Dataset items
__________

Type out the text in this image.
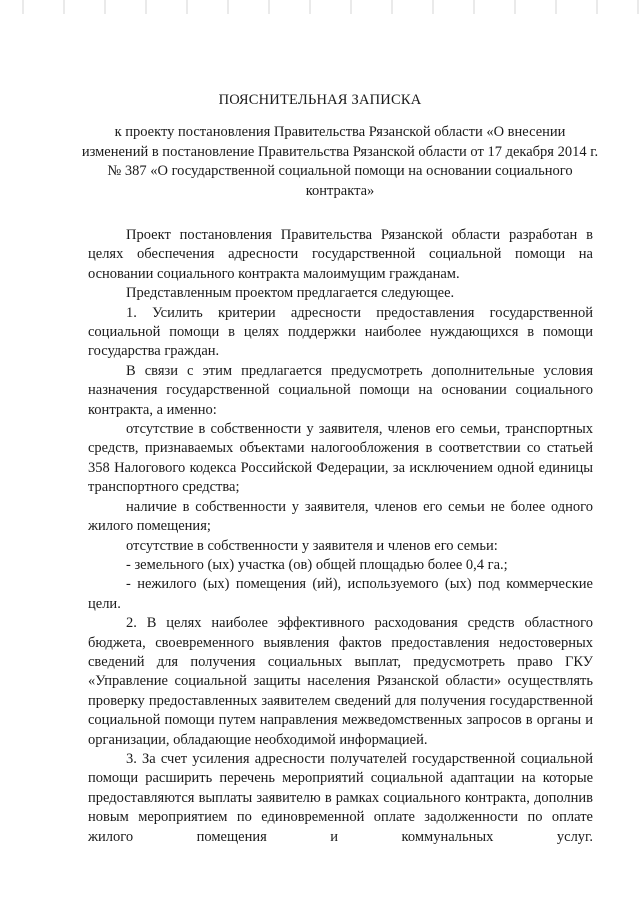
ПОЯСНИТЕЛЬНАЯ ЗАПИСКА
к проекту постановления Правительства Рязанской области «О внесении изменений в постановление Правительства Рязанской области от 17 декабря 2014 г. № 387 «О государственной социальной помощи на основании социального контракта»

Проект постановления Правительства Рязанской области разработан в целях обеспечения адресности государственной социальной помощи на основании социального контракта малоимущим гражданам.

Представленным проектом предлагается следующее.

1. Усилить критерии адресности предоставления государственной социальной помощи в целях поддержки наиболее нуждающихся в помощи государства граждан.

В связи с этим предлагается предусмотреть дополнительные условия назначения государственной социальной помощи на основании социального контракта, а именно:

отсутствие в собственности у заявителя, членов его семьи, транспортных средств, признаваемых объектами налогообложения в соответствии со статьей 358 Налогового кодекса Российской Федерации, за исключением одной единицы транспортного средства;

наличие в собственности у заявителя, членов его семьи не более одного жилого помещения;

отсутствие в собственности у заявителя и членов его семьи:

- земельного (ых) участка (ов) общей площадью более 0,4 га.;

- нежилого (ых) помещения (ий), используемого (ых) под коммерческие цели.

2. В целях наиболее эффективного расходования средств областного бюджета, своевременного выявления фактов предоставления недостоверных сведений для получения социальных выплат, предусмотреть право ГКУ «Управление социальной защиты населения Рязанской области» осуществлять проверку предоставленных заявителем сведений для получения государственной социальной помощи путем направления межведомственных запросов в органы и организации, обладающие необходимой информацией.

3. За счет усиления адресности получателей государственной социальной помощи расширить перечень мероприятий социальной адаптации на которые предоставляются выплаты заявителю в рамках социального контракта, дополнив новым мероприятием по единовременной оплате задолженности по оплате жилого помещения и коммунальных услуг.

__________

Copy out all lines that carry the word "целях".

Answer to the exercise
Проект постановления Правительства Рязанской области разработан в целях обеспечения адресности государственной социальной помощи на основании социального контракта малоимущим гражданам.
1. Усилить критерии адресности предоставления государственной социальной помощи в целях поддержки наиболее нуждающихся в помощи государства граждан.
2. В целях наиболее эффективного расходования средств областного бюджета, своевременного выявления фактов предоставления недостоверных сведений для получения социальных выплат, предусмотреть право ГКУ «Управление социальной защиты населения Рязанской области» осуществлять проверку предоставленных заявителем сведений для получения государственной социальной помощи путем направления межведомственных запросов в органы и организации, обладающие необходимой информацией.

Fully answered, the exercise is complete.